I am often frustrated by the way hours slip by, the ways we mark time in days, hours, sunsets and sunrises (no, I won't break out into the song from rent) but the bigger question is what is a reasonable way to pass that time? How do we as individuals deem quality time, well-used time, wasted time, part time, paid time, free time, time that drags and time that flies? How do we find time bending on to itself, overlapping by the reoccurrence of old faces, remembered places, and goals that seem damn determined to remain unfinished?

I'm in Belgrade for New Years. Those of you who know me know what Belgrade means to me, how it opened my heart and touched me in some cheesy kind of way.... (Ways I have thought of describing it: I felt like I was sinking to the bottom of the ocean but the pure oxygen felt so good and the fish here are more brilliant colors anyway... or I found a secret part of myself that had been hiding around the world waiting for its discovery, kind of like horcrux from Harry Potter...or maybe... it was just the excitement and the energy of a city shifting, big shifting, not just the building of a new sports stadium kind of shifting...) ah-hem. Back on topic...
● ● ●
WORK ORDER 1
For the passage about time and Belgrade, state whether each statement agrees with the text, answering yes or no and quoting the words that decide it: (a) The writer is in Belgrade for New Years. (b) The writer announces a plan to break out into the song from rent. (c) The writer compares the discovery of a secret part of the self to a horcrux from Harry Potter.
WORK ORDER 2
Summarize the passage about time and Belgrade in two sentences.
WORK ORDER 3
Rewrite the passage about time and Belgrade from "I'm in Belgrade" to "Back on topic...", changing "Belgrade" to "Budapest".
None of the lines here are needed for the tasks.

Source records
● ● ●
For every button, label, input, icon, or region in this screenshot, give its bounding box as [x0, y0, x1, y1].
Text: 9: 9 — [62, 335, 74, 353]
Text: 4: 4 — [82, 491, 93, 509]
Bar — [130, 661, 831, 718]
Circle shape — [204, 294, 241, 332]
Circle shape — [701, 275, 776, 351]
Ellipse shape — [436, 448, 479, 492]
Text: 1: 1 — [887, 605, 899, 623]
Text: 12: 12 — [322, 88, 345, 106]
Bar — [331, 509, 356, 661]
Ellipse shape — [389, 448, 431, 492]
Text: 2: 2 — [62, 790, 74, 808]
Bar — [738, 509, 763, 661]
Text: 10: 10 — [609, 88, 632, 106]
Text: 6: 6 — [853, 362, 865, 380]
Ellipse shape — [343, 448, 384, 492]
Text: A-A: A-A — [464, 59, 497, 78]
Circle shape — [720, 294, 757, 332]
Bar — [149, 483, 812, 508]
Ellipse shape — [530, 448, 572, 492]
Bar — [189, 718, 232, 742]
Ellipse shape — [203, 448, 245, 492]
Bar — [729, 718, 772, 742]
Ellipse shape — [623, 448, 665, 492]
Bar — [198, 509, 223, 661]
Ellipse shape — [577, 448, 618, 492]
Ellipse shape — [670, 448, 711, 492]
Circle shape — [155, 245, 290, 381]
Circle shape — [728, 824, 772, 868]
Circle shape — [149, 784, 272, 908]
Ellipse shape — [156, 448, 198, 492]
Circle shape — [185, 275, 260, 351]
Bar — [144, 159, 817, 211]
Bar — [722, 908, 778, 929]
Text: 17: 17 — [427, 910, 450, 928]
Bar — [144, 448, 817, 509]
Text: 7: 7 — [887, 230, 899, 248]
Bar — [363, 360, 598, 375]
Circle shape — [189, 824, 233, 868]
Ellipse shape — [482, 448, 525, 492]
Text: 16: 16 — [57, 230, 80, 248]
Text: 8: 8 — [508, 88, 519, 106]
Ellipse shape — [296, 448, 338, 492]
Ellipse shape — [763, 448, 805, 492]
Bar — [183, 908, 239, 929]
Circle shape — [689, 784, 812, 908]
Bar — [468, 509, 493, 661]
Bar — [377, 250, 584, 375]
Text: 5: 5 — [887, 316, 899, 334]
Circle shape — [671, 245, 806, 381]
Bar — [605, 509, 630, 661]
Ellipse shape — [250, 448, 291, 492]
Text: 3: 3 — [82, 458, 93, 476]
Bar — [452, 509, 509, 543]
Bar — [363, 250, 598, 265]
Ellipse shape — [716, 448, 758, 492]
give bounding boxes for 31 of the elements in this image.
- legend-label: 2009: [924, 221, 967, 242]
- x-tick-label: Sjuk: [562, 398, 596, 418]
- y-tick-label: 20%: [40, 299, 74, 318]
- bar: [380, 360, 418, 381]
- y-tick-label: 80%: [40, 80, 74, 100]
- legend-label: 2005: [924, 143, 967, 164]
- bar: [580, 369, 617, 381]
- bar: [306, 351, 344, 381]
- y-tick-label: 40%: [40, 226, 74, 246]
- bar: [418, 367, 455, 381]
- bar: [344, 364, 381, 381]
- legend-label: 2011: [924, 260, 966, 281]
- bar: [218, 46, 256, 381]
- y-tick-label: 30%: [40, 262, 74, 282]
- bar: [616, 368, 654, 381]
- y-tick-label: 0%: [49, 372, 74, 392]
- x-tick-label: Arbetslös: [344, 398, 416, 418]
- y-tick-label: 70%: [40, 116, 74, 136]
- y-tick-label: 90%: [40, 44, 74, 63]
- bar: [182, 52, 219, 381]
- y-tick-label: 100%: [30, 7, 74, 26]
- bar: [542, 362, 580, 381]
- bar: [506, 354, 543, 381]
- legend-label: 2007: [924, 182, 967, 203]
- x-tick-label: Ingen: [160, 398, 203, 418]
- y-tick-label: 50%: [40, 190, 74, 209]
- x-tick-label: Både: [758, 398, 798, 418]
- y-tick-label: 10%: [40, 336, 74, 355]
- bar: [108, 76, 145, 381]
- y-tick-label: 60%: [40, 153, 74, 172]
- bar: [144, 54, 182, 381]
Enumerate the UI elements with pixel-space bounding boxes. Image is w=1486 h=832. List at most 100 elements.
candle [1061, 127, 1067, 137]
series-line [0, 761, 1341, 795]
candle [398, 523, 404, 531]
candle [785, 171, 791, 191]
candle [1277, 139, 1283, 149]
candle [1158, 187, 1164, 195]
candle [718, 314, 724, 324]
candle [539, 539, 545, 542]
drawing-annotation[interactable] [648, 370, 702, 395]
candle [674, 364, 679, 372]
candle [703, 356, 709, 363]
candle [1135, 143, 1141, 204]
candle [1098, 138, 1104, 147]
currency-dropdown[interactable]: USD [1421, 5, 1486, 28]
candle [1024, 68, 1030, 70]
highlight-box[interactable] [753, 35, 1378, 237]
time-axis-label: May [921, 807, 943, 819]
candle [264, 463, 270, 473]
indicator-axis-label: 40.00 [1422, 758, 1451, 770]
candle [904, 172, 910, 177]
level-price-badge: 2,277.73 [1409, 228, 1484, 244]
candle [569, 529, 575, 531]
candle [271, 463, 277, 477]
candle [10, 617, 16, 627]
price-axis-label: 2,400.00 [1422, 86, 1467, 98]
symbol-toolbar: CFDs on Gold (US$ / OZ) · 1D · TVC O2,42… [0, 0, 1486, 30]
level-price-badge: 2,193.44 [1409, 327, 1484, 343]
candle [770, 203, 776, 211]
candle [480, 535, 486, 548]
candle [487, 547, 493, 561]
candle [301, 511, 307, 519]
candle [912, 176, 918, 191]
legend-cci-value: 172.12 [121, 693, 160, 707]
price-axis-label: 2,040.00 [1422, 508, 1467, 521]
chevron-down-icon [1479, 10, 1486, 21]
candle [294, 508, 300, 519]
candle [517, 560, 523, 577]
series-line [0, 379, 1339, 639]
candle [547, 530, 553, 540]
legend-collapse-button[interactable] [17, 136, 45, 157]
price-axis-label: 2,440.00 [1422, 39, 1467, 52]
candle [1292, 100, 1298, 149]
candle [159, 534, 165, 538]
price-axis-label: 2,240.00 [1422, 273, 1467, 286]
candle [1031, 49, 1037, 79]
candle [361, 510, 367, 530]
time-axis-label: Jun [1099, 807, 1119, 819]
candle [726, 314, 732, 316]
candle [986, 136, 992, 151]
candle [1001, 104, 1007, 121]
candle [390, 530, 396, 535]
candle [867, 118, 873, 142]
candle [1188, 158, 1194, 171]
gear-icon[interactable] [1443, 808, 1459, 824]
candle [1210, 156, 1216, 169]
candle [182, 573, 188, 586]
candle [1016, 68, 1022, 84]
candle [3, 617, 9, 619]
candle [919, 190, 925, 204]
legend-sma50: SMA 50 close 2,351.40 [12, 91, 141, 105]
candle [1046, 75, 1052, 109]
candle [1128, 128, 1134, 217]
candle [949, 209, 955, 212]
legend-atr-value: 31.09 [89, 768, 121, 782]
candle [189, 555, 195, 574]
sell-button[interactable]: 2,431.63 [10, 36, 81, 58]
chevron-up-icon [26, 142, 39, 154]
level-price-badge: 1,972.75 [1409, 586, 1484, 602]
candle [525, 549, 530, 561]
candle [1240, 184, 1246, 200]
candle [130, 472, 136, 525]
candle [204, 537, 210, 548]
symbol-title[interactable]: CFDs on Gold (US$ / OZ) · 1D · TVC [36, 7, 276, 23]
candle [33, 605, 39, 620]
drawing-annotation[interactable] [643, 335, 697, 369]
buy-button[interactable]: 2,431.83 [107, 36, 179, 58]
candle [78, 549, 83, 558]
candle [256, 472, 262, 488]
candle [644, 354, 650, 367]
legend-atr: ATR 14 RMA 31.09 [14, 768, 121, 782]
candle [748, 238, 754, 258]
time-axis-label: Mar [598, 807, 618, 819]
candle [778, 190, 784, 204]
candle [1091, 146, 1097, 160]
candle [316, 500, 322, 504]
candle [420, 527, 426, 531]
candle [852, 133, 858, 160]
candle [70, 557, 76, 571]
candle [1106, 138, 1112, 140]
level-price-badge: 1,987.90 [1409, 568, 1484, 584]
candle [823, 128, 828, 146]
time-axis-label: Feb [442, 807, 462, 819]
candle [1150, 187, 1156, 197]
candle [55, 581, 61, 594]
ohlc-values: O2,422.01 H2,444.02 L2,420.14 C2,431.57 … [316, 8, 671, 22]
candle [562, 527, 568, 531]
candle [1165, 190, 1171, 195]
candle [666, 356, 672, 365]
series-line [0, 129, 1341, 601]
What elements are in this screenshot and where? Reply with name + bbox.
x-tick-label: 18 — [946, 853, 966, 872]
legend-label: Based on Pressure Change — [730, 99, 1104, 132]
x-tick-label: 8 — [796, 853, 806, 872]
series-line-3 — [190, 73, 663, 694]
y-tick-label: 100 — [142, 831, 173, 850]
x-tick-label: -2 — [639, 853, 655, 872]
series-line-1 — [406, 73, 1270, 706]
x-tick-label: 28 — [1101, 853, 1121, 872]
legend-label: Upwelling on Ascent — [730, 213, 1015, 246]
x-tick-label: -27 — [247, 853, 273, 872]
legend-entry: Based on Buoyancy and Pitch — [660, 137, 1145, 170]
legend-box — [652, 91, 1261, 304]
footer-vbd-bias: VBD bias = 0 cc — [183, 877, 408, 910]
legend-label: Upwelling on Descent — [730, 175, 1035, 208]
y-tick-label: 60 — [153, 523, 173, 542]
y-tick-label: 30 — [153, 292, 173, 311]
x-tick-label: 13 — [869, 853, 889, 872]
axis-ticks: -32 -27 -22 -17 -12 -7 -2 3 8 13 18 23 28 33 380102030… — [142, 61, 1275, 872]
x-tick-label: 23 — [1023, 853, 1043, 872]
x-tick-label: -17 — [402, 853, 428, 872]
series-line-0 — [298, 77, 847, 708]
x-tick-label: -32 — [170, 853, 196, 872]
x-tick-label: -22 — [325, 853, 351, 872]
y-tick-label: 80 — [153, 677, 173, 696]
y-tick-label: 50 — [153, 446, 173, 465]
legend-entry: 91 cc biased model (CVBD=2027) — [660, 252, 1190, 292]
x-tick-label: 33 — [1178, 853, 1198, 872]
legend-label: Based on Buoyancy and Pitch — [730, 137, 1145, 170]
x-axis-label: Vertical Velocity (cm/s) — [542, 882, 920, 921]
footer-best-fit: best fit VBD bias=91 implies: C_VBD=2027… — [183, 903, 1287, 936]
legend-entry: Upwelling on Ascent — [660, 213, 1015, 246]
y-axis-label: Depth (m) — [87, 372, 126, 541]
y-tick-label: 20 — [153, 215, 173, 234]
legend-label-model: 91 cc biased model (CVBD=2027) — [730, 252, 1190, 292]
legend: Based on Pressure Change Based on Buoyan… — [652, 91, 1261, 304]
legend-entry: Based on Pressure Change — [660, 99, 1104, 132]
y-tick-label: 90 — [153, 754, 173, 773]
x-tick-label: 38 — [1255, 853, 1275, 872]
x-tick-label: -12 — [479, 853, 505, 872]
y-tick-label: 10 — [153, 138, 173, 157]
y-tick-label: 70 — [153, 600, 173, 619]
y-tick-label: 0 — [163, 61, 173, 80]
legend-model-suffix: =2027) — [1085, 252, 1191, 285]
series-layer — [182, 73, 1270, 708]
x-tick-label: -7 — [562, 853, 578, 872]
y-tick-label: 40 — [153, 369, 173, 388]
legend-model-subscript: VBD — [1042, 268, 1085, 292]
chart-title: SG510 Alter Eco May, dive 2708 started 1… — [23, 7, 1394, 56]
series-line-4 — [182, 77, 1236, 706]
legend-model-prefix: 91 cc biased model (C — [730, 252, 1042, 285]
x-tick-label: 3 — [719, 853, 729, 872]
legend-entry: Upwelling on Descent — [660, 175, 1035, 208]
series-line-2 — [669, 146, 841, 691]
● ● ●
ANSWER SPACE 1
(a) Yes: "I'm in Belgrade for New Years."
(b) No: "no, I won't break out into the song from rent"
(c) Yes: "kind of like horcrux from Harry Potter"

ANSWER SPACE 2
The writer is frustrated by how hours slip by and wonders what a reasonable way to pass time is and how people judge time as well-used, wasted, dragging or flying. Now in Belgrade for New Years, the writer recalls how the city opened their heart and tries out several ways of describing that feeling before returning to the topic.

ANSWER SPACE 3
I'm in Budapest for New Years. Those of you who know me know what Budapest means to me, how it opened my heart and touched me in some cheesy kind of way.... (Ways I have thought of describing it: I felt like I was sinking to the bottom of the ocean but the pure oxygen felt so good and the fish here are more brilliant colors anyway... or I found a secret part of myself that had been hiding around the world waiting for its discovery, kind of like horcrux from Harry Potter...or maybe... it was just the excitement and the energy of a city shifting, big shifting, not just the building of a new sports stadium kind of shifting...) ah-hem. Back on topic...